PROBLEM DESCRIPTION ▸ Reproduce this listing in full.

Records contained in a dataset
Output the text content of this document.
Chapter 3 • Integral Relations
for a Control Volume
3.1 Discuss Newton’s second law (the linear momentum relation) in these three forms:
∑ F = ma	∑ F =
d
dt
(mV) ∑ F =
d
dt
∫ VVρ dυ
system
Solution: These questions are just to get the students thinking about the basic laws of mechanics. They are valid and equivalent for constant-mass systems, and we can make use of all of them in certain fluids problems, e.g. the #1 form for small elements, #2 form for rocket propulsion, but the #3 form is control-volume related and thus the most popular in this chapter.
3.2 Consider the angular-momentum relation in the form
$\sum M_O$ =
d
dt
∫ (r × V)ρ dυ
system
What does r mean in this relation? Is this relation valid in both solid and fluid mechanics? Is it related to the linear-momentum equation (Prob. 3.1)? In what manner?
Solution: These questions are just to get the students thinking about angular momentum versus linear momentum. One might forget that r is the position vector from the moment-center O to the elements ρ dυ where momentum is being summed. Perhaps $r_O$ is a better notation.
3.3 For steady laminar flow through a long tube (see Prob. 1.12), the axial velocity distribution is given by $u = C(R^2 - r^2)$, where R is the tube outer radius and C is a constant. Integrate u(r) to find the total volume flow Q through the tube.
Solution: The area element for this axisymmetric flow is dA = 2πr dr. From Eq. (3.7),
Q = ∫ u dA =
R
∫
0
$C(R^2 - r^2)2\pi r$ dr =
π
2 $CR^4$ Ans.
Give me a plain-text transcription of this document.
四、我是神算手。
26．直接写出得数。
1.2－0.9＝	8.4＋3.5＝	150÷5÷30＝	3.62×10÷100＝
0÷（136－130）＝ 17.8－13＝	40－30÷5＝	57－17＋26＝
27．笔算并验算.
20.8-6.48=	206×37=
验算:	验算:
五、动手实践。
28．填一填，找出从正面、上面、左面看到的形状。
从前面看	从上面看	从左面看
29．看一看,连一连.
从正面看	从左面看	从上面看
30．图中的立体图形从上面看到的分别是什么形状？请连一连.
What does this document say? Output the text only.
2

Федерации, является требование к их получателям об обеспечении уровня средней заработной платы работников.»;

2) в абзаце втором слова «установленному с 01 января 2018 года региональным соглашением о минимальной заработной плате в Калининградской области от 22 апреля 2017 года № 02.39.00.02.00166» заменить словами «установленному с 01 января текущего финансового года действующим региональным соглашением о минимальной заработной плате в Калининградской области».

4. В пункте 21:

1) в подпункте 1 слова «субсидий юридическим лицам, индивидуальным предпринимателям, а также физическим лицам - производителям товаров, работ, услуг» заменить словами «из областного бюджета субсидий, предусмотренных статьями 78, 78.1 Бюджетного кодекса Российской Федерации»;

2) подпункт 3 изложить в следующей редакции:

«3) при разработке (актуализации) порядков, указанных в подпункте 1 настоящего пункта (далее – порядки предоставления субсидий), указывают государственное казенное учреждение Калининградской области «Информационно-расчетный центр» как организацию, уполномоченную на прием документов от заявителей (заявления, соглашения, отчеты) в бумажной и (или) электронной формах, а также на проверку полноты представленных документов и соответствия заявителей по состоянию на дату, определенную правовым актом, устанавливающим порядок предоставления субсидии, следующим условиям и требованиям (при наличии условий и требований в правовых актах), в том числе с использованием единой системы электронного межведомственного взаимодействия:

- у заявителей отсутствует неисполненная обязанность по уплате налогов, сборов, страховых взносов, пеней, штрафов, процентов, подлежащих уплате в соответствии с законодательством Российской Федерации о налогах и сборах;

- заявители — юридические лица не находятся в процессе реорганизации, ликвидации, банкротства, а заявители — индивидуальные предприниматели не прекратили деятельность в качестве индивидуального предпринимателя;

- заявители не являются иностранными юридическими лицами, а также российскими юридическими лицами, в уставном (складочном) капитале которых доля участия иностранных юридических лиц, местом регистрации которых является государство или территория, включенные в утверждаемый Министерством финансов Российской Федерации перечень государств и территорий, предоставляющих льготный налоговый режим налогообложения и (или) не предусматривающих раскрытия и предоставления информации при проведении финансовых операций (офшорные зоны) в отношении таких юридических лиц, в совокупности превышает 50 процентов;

REPLY TO THE EXERCISE ▸
Output the text content of this document.
Chapter 3 • Integral Relations
for a Control Volume
3.1 Discuss Newton’s second law (the linear momentum relation) in these three forms:
∑ F = ma	∑ F =
d
dt
(mV) ∑ F =
d
dt
∫ VVρ dυ
system
Solution: These questions are just to get the students thinking about the basic laws of mechanics. They are valid and equivalent for constant-mass systems, and we can make use of all of them in certain fluids problems, e.g. the #1 form for small elements, #2 form for rocket propulsion, but the #3 form is control-volume related and thus the most popular in this chapter.
3.2 Consider the angular-momentum relation in the form
$\sum M_O$ =
d
dt
∫ (r × V)ρ dυ
system
What does r mean in this relation? Is this relation valid in both solid and fluid mechanics? Is it related to the linear-momentum equation (Prob. 3.1)? In what manner?
Solution: These questions are just to get the students thinking about angular momentum versus linear momentum. One might forget that r is the position vector from the moment-center O to the elements ρ dυ where momentum is being summed. Perhaps $r_O$ is a better notation.
3.3 For steady laminar flow through a long tube (see Prob. 1.12), the axial velocity distribution is given by $u = C(R^2 - r^2)$, where R is the tube outer radius and C is a constant. Integrate u(r) to find the total volume flow Q through the tube.
Solution: The area element for this axisymmetric flow is dA = 2πr dr. From Eq. (3.7),
Q = ∫ u dA =
R
∫
0
$C(R^2 - r^2)2\pi r$ dr =
π
2 $CR^4$ Ans.
Give me a plain-text transcription of this document.
四、我是神算手。
26．直接写出得数。
1.2－0.9＝	8.4＋3.5＝	150÷5÷30＝	3.62×10÷100＝
0÷（136－130）＝ 17.8－13＝	40－30÷5＝	57－17＋26＝
27．笔算并验算.
20.8-6.48=	206×37=
验算:	验算:
五、动手实践。
28．填一填，找出从正面、上面、左面看到的形状。
从前面看	从上面看	从左面看
29．看一看,连一连.
从正面看	从左面看	从上面看
30．图中的立体图形从上面看到的分别是什么形状？请连一连.
What does this document say? Output the text only.
2

Федерации, является требование к их получателям об обеспечении уровня средней заработной платы работников.»;

2) в абзаце втором слова «установленному с 01 января 2018 года региональным соглашением о минимальной заработной плате в Калининградской области от 22 апреля 2017 года № 02.39.00.02.00166» заменить словами «установленному с 01 января текущего финансового года действующим региональным соглашением о минимальной заработной плате в Калининградской области».

4. В пункте 21:

1) в подпункте 1 слова «субсидий юридическим лицам, индивидуальным предпринимателям, а также физическим лицам - производителям товаров, работ, услуг» заменить словами «из областного бюджета субсидий, предусмотренных статьями 78, 78.1 Бюджетного кодекса Российской Федерации»;

2) подпункт 3 изложить в следующей редакции:

«3) при разработке (актуализации) порядков, указанных в подпункте 1 настоящего пункта (далее – порядки предоставления субсидий), указывают государственное казенное учреждение Калининградской области «Информационно-расчетный центр» как организацию, уполномоченную на прием документов от заявителей (заявления, соглашения, отчеты) в бумажной и (или) электронной формах, а также на проверку полноты представленных документов и соответствия заявителей по состоянию на дату, определенную правовым актом, устанавливающим порядок предоставления субсидии, следующим условиям и требованиям (при наличии условий и требований в правовых актах), в том числе с использованием единой системы электронного межведомственного взаимодействия:

- у заявителей отсутствует неисполненная обязанность по уплате налогов, сборов, страховых взносов, пеней, штрафов, процентов, подлежащих уплате в соответствии с законодательством Российской Федерации о налогах и сборах;

- заявители — юридические лица не находятся в процессе реорганизации, ликвидации, банкротства, а заявители — индивидуальные предприниматели не прекратили деятельность в качестве индивидуального предпринимателя;

- заявители не являются иностранными юридическими лицами, а также российскими юридическими лицами, в уставном (складочном) капитале которых доля участия иностранных юридических лиц, местом регистрации которых является государство или территория, включенные в утверждаемый Министерством финансов Российской Федерации перечень государств и территорий, предоставляющих льготный налоговый режим налогообложения и (или) не предусматривающих раскрытия и предоставления информации при проведении финансовых операций (офшорные зоны) в отношении таких юридических лиц, в совокупности превышает 50 процентов;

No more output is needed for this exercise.